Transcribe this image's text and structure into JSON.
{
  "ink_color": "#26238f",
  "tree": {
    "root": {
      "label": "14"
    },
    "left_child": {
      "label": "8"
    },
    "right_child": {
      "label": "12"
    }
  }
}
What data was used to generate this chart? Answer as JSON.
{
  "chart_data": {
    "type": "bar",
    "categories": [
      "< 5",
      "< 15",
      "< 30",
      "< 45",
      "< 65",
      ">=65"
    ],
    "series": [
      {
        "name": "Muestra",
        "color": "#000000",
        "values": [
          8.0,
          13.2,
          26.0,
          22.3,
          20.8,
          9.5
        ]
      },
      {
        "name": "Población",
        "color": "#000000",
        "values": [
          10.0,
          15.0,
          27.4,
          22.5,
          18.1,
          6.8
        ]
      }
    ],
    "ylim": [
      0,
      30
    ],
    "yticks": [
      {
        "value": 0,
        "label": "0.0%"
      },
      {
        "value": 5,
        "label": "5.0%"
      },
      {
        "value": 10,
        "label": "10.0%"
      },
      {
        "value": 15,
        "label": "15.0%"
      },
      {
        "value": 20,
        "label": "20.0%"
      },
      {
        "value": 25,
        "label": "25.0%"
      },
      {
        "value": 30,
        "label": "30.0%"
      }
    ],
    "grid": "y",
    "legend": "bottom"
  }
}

* The problem *
Reproduce each record exactly, leaving nothing out.

* Final result *
Transcribe this image's text and structure into JSON.
{
  "ink_color": "#26238f",
  "tree": {
    "root": {
      "label": "14"
    },
    "left_child": {
      "label": "8"
    },
    "right_child": {
      "label": "12"
    }
  }
}
What data was used to generate this chart? Answer as JSON.
{
  "chart_data": {
    "type": "bar",
    "categories": [
      "< 5",
      "< 15",
      "< 30",
      "< 45",
      "< 65",
      ">=65"
    ],
    "series": [
      {
        "name": "Muestra",
        "color": "#000000",
        "values": [
          8.0,
          13.2,
          26.0,
          22.3,
          20.8,
          9.5
        ]
      },
      {
        "name": "Población",
        "color": "#000000",
        "values": [
          10.0,
          15.0,
          27.4,
          22.5,
          18.1,
          6.8
        ]
      }
    ],
    "ylim": [
      0,
      30
    ],
    "yticks": [
      {
        "value": 0,
        "label": "0.0%"
      },
      {
        "value": 5,
        "label": "5.0%"
      },
      {
        "value": 10,
        "label": "10.0%"
      },
      {
        "value": 15,
        "label": "15.0%"
      },
      {
        "value": 20,
        "label": "20.0%"
      },
      {
        "value": 25,
        "label": "25.0%"
      },
      {
        "value": 30,
        "label": "30.0%"
      }
    ],
    "grid": "y",
    "legend": "bottom"
  }
}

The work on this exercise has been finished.